Items from a data source

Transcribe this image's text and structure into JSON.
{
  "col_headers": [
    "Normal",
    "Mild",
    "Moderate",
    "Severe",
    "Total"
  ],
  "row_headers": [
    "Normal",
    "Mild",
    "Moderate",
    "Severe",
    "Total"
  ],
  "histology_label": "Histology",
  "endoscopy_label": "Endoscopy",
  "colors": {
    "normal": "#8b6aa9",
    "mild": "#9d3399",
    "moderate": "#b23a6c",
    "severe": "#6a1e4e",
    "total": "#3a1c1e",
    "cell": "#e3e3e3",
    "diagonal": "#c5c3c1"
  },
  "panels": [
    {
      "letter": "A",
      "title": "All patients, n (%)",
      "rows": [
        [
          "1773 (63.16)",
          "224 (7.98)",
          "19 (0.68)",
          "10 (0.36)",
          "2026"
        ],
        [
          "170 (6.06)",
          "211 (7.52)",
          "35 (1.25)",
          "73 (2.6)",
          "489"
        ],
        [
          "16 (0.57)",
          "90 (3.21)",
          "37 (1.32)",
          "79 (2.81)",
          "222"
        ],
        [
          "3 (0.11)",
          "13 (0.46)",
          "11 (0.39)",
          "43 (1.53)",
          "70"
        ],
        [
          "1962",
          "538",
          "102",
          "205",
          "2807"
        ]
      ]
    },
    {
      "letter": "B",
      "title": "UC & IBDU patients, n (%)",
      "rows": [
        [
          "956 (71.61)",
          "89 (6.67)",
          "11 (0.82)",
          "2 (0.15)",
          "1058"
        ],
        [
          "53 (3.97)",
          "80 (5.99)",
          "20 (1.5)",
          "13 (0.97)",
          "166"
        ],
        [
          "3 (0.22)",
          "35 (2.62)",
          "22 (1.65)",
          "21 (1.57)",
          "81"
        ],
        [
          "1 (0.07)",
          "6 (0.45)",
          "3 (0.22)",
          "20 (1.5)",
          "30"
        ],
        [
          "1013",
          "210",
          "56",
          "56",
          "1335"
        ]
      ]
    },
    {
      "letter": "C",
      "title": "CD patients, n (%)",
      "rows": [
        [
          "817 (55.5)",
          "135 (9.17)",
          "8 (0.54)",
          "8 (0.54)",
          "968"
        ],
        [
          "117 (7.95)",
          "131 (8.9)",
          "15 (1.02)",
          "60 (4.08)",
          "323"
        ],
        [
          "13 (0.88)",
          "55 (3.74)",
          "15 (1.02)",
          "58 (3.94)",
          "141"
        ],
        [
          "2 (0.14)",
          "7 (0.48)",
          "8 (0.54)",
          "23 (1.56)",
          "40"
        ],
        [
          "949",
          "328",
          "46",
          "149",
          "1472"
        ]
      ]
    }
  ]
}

** About this exercise **
Across the records, count the lines that contain the word "patients" and give that figure alone.

** Reply to the exercise **
3